-- BEGIN --
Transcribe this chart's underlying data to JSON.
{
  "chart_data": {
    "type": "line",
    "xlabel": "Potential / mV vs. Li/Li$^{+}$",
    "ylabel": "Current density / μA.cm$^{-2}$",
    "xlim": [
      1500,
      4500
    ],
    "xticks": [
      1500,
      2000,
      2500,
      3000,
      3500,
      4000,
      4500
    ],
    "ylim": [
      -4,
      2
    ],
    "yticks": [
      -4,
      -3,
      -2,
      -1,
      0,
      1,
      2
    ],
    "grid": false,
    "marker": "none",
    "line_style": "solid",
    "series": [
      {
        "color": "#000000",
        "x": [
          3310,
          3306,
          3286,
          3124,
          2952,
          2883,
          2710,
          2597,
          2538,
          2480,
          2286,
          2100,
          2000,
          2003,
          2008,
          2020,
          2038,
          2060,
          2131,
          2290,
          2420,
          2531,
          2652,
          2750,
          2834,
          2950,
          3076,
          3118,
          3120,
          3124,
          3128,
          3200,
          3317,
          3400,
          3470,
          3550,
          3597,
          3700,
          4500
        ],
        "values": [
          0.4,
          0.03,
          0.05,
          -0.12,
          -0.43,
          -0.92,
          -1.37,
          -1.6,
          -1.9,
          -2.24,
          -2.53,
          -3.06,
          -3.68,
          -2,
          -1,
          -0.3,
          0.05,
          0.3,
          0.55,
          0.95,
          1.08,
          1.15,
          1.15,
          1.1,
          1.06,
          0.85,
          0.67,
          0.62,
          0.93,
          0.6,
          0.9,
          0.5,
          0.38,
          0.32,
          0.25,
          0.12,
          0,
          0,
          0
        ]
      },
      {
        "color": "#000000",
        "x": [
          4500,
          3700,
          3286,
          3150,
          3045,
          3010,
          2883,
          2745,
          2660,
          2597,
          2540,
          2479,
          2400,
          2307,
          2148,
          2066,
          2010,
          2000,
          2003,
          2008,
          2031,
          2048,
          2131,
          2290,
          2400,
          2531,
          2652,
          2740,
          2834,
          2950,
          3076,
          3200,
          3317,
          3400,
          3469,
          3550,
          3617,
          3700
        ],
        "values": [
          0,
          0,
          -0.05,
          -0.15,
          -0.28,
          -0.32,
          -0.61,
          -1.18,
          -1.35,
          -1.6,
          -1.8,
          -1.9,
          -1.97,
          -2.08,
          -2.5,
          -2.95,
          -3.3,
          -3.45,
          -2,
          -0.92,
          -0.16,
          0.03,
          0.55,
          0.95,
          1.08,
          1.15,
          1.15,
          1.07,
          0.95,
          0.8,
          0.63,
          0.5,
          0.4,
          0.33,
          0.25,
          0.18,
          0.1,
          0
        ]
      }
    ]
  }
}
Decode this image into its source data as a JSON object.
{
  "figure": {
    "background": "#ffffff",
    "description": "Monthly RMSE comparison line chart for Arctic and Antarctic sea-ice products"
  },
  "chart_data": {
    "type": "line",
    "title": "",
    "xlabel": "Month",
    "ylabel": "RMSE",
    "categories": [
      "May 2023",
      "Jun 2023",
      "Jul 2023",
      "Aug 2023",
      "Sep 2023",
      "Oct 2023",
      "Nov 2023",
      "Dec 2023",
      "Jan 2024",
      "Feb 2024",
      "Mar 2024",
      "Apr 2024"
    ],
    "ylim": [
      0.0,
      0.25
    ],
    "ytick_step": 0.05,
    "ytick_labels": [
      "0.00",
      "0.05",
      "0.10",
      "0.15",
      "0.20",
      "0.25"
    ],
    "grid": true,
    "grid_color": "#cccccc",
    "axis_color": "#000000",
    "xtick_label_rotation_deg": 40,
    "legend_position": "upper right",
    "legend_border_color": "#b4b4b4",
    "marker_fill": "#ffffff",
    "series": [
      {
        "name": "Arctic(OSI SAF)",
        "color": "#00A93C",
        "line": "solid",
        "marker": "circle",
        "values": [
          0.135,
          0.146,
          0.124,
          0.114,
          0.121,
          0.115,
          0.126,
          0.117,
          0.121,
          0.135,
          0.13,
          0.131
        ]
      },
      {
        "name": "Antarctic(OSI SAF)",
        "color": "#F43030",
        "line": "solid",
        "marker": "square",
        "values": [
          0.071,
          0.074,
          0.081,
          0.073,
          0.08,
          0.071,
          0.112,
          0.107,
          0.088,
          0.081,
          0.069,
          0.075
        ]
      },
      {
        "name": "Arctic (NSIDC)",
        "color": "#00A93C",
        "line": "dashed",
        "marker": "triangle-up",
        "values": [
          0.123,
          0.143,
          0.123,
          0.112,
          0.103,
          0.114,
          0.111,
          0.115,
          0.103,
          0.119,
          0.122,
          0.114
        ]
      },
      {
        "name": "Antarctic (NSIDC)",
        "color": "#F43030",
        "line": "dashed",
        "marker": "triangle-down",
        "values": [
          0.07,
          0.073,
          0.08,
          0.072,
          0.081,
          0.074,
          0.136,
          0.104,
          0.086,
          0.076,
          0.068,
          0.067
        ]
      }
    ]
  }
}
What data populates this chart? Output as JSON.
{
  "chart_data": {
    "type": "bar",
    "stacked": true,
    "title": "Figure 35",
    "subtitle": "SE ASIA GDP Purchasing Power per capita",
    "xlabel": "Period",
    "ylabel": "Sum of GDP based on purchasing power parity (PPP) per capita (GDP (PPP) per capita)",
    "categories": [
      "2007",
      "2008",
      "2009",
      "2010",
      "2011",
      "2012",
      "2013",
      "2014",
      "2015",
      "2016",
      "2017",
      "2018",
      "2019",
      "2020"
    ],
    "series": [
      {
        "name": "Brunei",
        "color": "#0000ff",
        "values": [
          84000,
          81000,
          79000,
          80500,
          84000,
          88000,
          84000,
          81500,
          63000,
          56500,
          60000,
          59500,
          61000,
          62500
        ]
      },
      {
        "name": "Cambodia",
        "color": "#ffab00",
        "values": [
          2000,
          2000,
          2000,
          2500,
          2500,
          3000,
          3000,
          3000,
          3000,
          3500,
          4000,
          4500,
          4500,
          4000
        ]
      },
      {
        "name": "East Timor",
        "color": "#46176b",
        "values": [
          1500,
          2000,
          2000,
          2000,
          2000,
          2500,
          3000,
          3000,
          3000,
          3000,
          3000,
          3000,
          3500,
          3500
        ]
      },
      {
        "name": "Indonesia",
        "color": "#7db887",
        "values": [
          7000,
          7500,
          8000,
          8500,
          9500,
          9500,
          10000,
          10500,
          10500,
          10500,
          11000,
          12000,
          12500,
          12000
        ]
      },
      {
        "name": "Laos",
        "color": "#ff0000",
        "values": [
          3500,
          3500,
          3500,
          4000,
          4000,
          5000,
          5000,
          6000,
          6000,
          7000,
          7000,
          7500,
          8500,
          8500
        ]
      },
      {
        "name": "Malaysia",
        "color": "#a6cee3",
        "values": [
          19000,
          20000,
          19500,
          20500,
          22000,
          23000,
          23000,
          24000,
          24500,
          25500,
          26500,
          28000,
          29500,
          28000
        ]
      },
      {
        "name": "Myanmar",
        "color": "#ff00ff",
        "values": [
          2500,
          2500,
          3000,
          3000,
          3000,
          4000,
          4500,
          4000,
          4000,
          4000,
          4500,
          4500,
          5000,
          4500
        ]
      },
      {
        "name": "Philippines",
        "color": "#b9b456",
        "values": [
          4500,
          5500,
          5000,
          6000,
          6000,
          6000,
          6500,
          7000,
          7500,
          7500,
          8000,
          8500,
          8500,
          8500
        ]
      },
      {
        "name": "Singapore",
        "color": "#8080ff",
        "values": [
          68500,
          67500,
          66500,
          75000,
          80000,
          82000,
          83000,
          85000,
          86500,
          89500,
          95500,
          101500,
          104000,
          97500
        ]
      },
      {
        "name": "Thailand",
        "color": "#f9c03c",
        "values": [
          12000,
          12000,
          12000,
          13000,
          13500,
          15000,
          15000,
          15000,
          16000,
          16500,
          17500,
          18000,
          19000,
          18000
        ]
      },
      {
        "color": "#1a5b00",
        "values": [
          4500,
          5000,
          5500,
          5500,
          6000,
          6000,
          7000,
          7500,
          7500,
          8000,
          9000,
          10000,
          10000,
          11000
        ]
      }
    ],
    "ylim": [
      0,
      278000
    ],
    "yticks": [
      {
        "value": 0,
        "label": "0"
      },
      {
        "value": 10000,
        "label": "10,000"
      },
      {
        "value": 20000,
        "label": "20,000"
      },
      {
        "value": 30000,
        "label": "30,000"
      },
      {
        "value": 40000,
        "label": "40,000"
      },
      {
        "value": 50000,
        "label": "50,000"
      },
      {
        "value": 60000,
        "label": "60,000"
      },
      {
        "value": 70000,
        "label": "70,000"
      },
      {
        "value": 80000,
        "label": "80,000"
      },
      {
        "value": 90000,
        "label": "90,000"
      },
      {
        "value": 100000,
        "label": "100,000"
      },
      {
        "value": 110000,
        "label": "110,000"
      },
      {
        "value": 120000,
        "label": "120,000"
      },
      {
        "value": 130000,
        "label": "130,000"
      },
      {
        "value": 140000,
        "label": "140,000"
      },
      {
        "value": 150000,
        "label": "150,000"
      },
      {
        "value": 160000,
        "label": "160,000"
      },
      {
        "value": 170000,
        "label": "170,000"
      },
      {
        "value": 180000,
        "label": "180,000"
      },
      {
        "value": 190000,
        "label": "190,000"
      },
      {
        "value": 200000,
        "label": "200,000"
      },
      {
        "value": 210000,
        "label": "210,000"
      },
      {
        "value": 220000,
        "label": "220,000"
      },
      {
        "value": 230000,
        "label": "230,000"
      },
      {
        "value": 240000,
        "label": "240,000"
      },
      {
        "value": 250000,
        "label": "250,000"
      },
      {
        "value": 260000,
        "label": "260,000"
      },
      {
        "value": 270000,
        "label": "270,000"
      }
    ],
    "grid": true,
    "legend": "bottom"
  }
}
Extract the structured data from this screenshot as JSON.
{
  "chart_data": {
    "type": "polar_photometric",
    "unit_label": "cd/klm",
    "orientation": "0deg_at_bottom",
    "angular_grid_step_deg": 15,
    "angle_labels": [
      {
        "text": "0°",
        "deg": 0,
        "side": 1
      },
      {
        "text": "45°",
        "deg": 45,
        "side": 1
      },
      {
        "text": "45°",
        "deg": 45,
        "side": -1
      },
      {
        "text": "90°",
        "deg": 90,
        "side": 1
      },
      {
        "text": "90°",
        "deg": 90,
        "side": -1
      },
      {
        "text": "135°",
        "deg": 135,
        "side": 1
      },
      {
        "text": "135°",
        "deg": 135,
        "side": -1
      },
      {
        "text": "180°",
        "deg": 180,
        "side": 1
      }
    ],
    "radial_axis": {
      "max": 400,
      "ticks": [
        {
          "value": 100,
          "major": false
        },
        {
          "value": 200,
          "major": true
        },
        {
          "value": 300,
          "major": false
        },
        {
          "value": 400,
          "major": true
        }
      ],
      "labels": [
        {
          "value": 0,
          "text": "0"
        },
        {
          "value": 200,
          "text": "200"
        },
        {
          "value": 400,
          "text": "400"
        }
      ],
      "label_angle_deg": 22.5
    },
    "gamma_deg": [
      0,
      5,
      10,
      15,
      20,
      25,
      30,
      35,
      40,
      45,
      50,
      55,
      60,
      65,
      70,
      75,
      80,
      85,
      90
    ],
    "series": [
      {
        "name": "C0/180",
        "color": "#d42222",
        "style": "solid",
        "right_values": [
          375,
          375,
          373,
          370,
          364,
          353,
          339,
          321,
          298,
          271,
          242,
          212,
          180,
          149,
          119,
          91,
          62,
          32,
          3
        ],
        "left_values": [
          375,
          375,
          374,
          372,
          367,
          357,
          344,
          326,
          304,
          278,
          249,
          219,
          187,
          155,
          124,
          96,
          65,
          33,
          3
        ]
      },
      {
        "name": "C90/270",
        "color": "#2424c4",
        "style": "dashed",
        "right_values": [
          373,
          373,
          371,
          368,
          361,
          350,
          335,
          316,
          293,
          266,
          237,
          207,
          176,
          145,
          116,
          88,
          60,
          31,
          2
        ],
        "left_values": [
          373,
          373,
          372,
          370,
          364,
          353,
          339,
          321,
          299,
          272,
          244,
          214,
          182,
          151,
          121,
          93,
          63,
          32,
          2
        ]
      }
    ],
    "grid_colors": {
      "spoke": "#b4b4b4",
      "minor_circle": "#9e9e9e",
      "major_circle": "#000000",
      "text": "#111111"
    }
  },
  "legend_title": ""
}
-- END --
**What to do:** Return each line among the entries that holds the word "capita".

**Reply to the exercise:**
    "subtitle": "SE ASIA GDP Purchasing Power per capita",
    "ylabel": "Sum of GDP based on purchasing power parity (PPP) per capita (GDP (PPP) per capita)",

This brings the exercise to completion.